__Problem requirements__:
Your answer must be the full set of records, copied exactly, with no pictures in it.

═════ Data

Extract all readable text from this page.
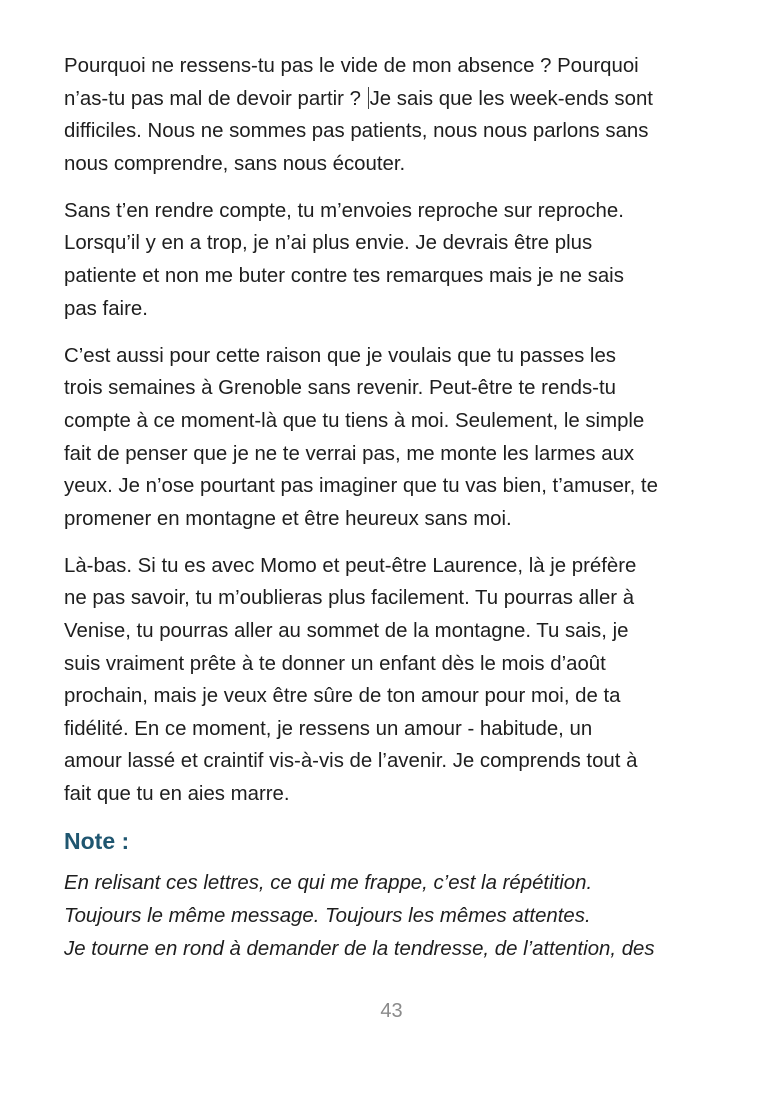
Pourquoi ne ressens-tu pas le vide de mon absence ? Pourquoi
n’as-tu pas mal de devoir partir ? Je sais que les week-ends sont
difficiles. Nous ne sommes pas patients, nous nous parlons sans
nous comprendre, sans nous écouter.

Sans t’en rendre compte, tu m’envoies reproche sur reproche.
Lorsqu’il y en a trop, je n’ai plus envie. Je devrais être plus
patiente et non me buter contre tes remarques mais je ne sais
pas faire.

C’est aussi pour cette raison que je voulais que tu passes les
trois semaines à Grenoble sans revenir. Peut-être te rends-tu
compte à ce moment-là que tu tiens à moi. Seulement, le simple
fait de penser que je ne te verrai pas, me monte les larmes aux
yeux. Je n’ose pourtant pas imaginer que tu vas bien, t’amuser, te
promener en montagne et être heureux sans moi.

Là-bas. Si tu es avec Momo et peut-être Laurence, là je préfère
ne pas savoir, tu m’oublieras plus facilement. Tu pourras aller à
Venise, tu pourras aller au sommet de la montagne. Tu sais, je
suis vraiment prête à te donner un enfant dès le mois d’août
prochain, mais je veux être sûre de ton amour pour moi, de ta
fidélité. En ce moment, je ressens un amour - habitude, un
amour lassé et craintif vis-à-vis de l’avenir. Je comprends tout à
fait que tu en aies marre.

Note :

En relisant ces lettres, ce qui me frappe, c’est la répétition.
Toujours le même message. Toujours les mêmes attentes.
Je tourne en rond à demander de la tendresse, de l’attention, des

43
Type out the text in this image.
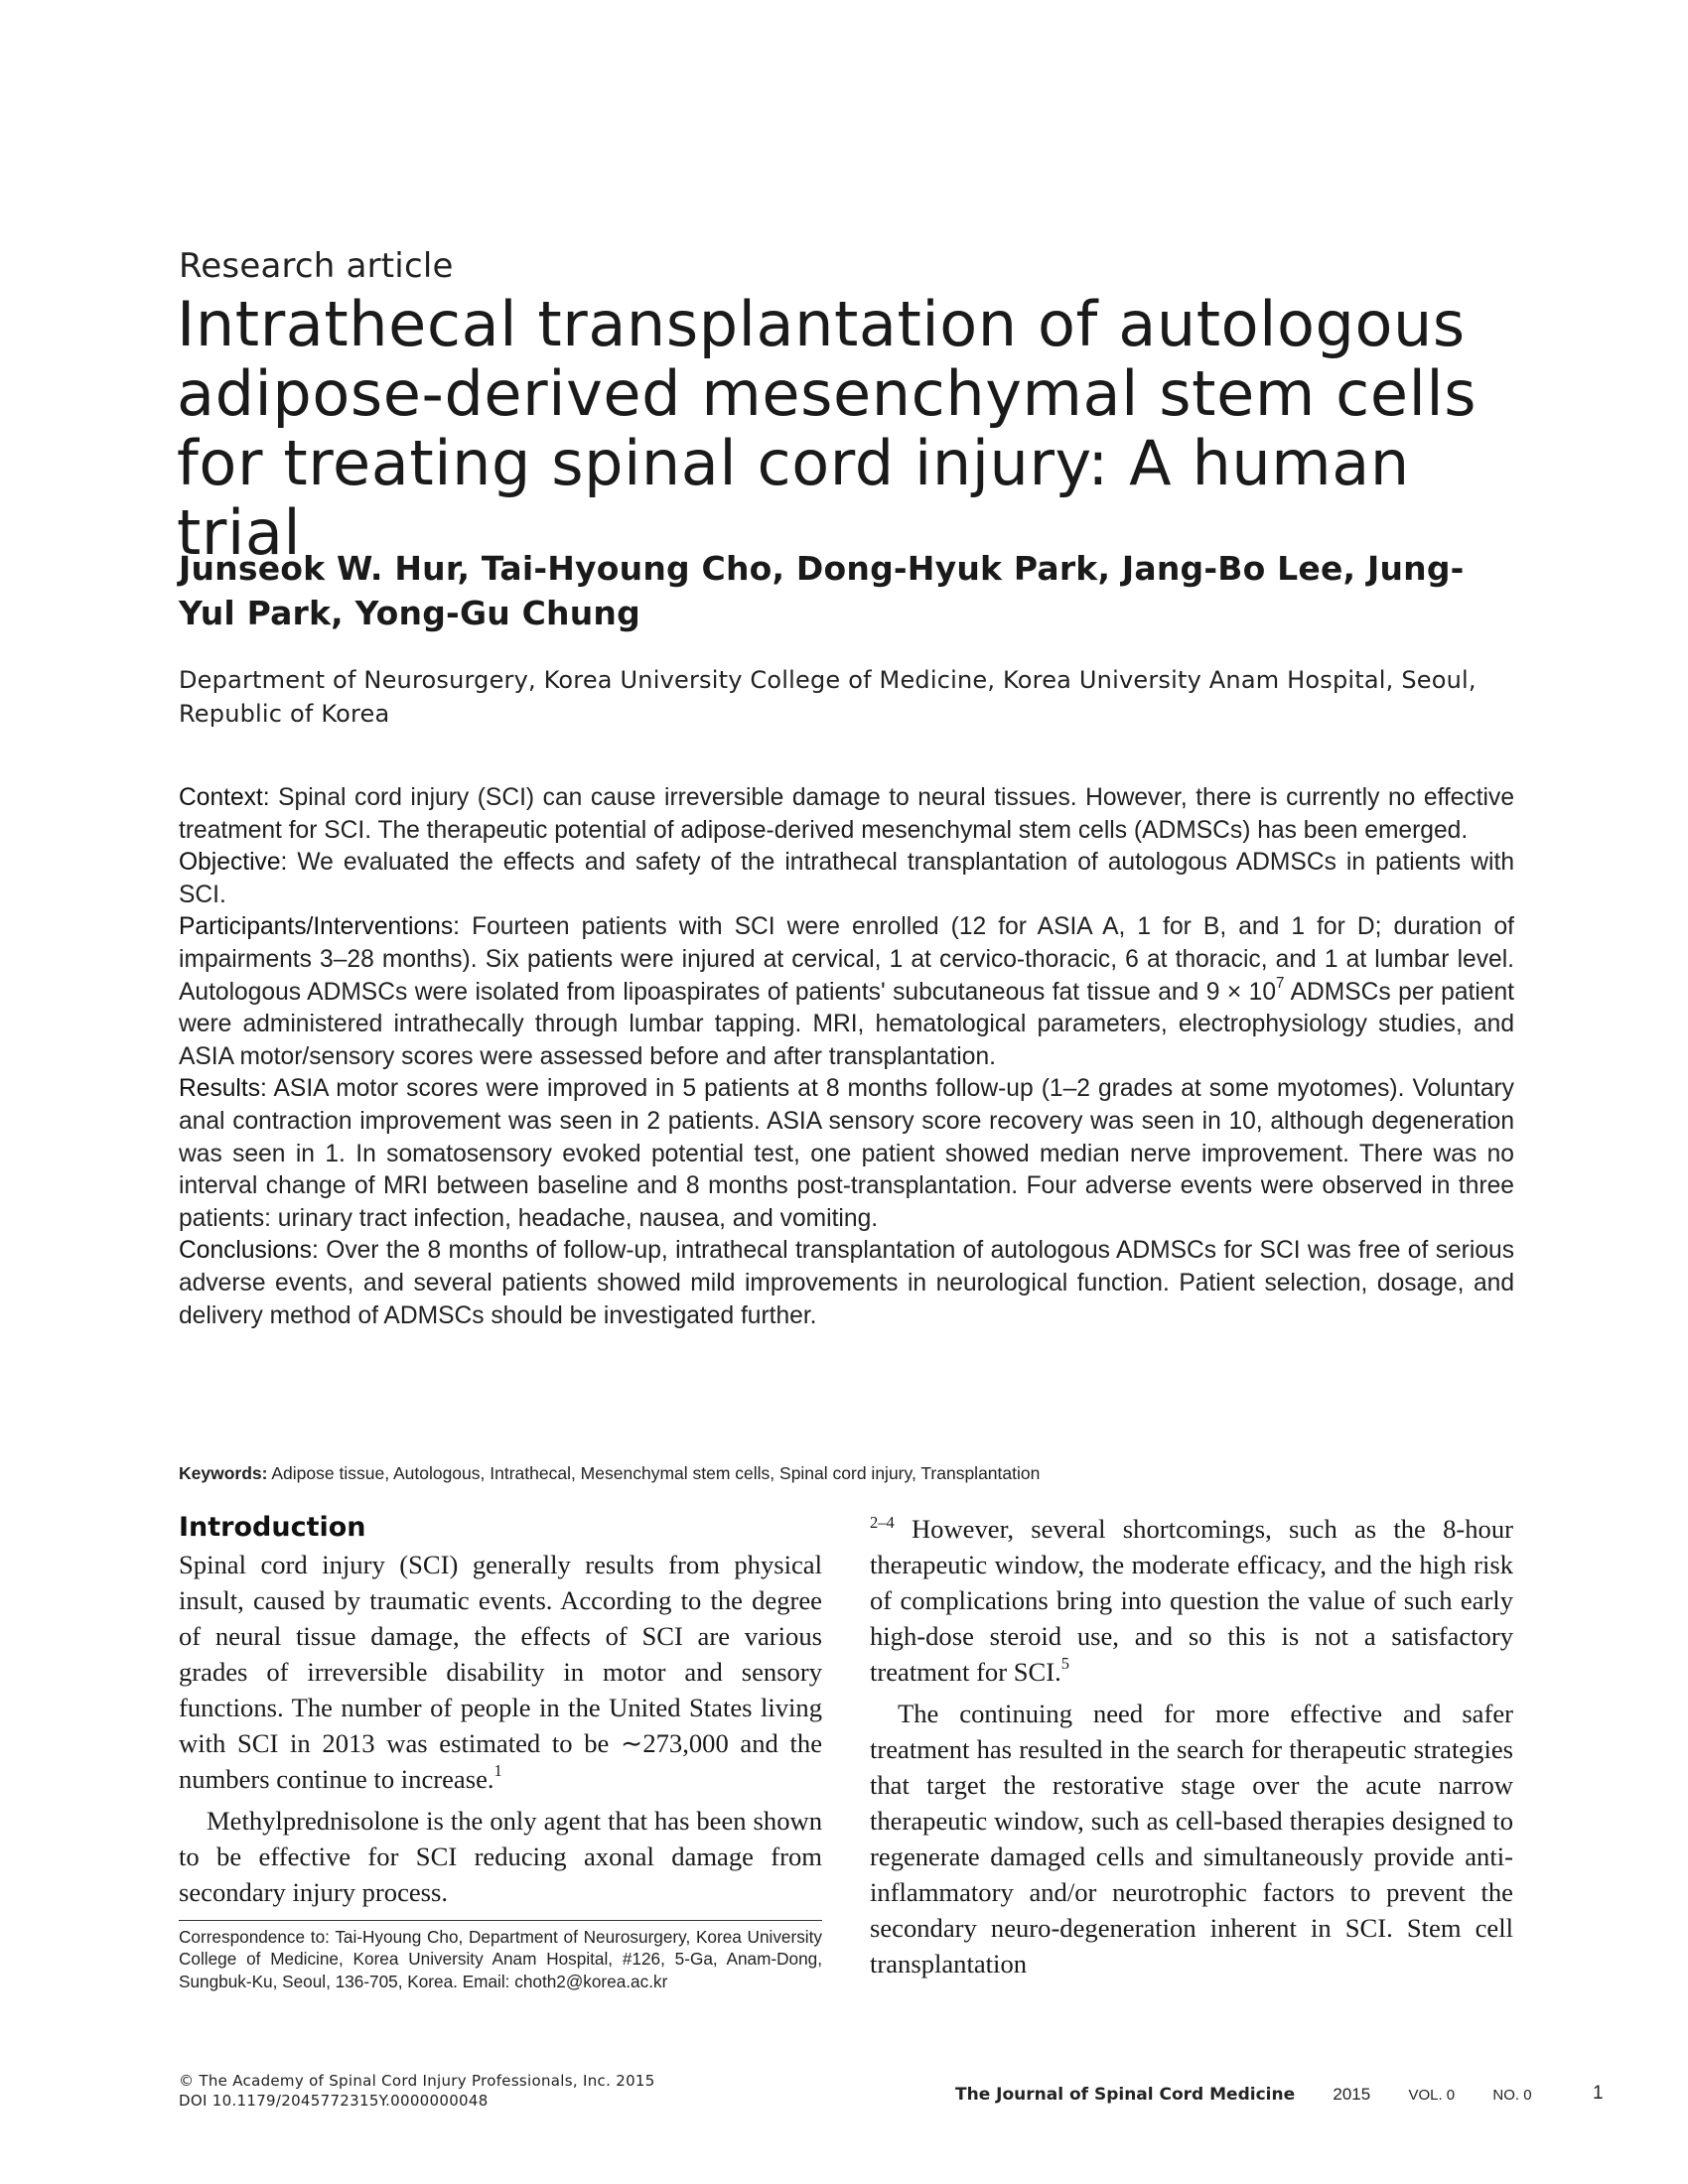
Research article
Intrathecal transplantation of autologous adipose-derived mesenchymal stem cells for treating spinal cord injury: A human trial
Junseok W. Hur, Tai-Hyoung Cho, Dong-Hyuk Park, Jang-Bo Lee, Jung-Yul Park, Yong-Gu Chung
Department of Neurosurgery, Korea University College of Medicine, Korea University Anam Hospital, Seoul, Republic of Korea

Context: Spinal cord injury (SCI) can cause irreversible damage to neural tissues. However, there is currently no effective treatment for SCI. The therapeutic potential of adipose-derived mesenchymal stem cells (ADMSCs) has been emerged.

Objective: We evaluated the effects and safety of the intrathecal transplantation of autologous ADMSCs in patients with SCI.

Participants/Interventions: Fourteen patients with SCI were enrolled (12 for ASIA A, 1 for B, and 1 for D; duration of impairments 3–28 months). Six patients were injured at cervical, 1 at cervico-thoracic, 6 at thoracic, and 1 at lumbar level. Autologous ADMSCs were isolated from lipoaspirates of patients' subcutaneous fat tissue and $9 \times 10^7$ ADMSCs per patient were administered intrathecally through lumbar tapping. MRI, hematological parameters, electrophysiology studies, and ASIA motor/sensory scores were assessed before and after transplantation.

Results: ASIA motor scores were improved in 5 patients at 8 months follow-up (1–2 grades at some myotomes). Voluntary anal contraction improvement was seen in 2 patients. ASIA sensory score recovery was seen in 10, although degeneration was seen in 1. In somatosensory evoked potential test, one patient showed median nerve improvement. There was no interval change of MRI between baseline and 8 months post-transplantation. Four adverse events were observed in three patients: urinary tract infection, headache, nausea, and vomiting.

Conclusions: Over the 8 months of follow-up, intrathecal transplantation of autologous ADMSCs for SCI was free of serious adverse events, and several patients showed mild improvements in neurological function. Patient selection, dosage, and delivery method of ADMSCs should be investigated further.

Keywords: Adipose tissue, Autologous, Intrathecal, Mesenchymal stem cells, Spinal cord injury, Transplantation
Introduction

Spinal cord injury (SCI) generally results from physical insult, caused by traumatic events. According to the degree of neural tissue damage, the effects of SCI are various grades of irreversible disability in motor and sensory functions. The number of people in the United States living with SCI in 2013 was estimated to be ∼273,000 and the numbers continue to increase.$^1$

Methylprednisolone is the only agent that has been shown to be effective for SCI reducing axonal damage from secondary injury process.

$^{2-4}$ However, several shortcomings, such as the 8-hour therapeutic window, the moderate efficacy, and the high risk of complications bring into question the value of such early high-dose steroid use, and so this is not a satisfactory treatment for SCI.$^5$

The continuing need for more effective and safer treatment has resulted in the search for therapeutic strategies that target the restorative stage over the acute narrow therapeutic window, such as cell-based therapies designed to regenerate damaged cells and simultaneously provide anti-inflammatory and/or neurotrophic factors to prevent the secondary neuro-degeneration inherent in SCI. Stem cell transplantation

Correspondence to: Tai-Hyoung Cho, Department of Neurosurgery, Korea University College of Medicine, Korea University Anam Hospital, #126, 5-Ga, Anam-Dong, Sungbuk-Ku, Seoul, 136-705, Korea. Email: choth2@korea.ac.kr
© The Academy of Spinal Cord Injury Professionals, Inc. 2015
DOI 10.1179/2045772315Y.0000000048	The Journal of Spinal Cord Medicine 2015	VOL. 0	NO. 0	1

══════════

__Written reply__:
Extract all readable text from this page.
Pourquoi ne ressens-tu pas le vide de mon absence ? Pourquoi
n’as-tu pas mal de devoir partir ? Je sais que les week-ends sont
difficiles. Nous ne sommes pas patients, nous nous parlons sans
nous comprendre, sans nous écouter.

Sans t’en rendre compte, tu m’envoies reproche sur reproche.
Lorsqu’il y en a trop, je n’ai plus envie. Je devrais être plus
patiente et non me buter contre tes remarques mais je ne sais
pas faire.

C’est aussi pour cette raison que je voulais que tu passes les
trois semaines à Grenoble sans revenir. Peut-être te rends-tu
compte à ce moment-là que tu tiens à moi. Seulement, le simple
fait de penser que je ne te verrai pas, me monte les larmes aux
yeux. Je n’ose pourtant pas imaginer que tu vas bien, t’amuser, te
promener en montagne et être heureux sans moi.

Là-bas. Si tu es avec Momo et peut-être Laurence, là je préfère
ne pas savoir, tu m’oublieras plus facilement. Tu pourras aller à
Venise, tu pourras aller au sommet de la montagne. Tu sais, je
suis vraiment prête à te donner un enfant dès le mois d’août
prochain, mais je veux être sûre de ton amour pour moi, de ta
fidélité. En ce moment, je ressens un amour - habitude, un
amour lassé et craintif vis-à-vis de l’avenir. Je comprends tout à
fait que tu en aies marre.

Note :

En relisant ces lettres, ce qui me frappe, c’est la répétition.
Toujours le même message. Toujours les mêmes attentes.
Je tourne en rond à demander de la tendresse, de l’attention, des

43
Type out the text in this image.
Research article
Intrathecal transplantation of autologous adipose-derived mesenchymal stem cells for treating spinal cord injury: A human trial
Junseok W. Hur, Tai-Hyoung Cho, Dong-Hyuk Park, Jang-Bo Lee, Jung-Yul Park, Yong-Gu Chung
Department of Neurosurgery, Korea University College of Medicine, Korea University Anam Hospital, Seoul, Republic of Korea

Context: Spinal cord injury (SCI) can cause irreversible damage to neural tissues. However, there is currently no effective treatment for SCI. The therapeutic potential of adipose-derived mesenchymal stem cells (ADMSCs) has been emerged.

Objective: We evaluated the effects and safety of the intrathecal transplantation of autologous ADMSCs in patients with SCI.

Participants/Interventions: Fourteen patients with SCI were enrolled (12 for ASIA A, 1 for B, and 1 for D; duration of impairments 3–28 months). Six patients were injured at cervical, 1 at cervico-thoracic, 6 at thoracic, and 1 at lumbar level. Autologous ADMSCs were isolated from lipoaspirates of patients' subcutaneous fat tissue and $9 \times 10^7$ ADMSCs per patient were administered intrathecally through lumbar tapping. MRI, hematological parameters, electrophysiology studies, and ASIA motor/sensory scores were assessed before and after transplantation.

Results: ASIA motor scores were improved in 5 patients at 8 months follow-up (1–2 grades at some myotomes). Voluntary anal contraction improvement was seen in 2 patients. ASIA sensory score recovery was seen in 10, although degeneration was seen in 1. In somatosensory evoked potential test, one patient showed median nerve improvement. There was no interval change of MRI between baseline and 8 months post-transplantation. Four adverse events were observed in three patients: urinary tract infection, headache, nausea, and vomiting.

Conclusions: Over the 8 months of follow-up, intrathecal transplantation of autologous ADMSCs for SCI was free of serious adverse events, and several patients showed mild improvements in neurological function. Patient selection, dosage, and delivery method of ADMSCs should be investigated further.

Keywords: Adipose tissue, Autologous, Intrathecal, Mesenchymal stem cells, Spinal cord injury, Transplantation
Introduction

Spinal cord injury (SCI) generally results from physical insult, caused by traumatic events. According to the degree of neural tissue damage, the effects of SCI are various grades of irreversible disability in motor and sensory functions. The number of people in the United States living with SCI in 2013 was estimated to be ∼273,000 and the numbers continue to increase.$^1$

Methylprednisolone is the only agent that has been shown to be effective for SCI reducing axonal damage from secondary injury process.

$^{2-4}$ However, several shortcomings, such as the 8-hour therapeutic window, the moderate efficacy, and the high risk of complications bring into question the value of such early high-dose steroid use, and so this is not a satisfactory treatment for SCI.$^5$

The continuing need for more effective and safer treatment has resulted in the search for therapeutic strategies that target the restorative stage over the acute narrow therapeutic window, such as cell-based therapies designed to regenerate damaged cells and simultaneously provide anti-inflammatory and/or neurotrophic factors to prevent the secondary neuro-degeneration inherent in SCI. Stem cell transplantation

Correspondence to: Tai-Hyoung Cho, Department of Neurosurgery, Korea University College of Medicine, Korea University Anam Hospital, #126, 5-Ga, Anam-Dong, Sungbuk-Ku, Seoul, 136-705, Korea. Email: choth2@korea.ac.kr
© The Academy of Spinal Cord Injury Professionals, Inc. 2015
DOI 10.1179/2045772315Y.0000000048	The Journal of Spinal Cord Medicine 2015	VOL. 0	NO. 0	1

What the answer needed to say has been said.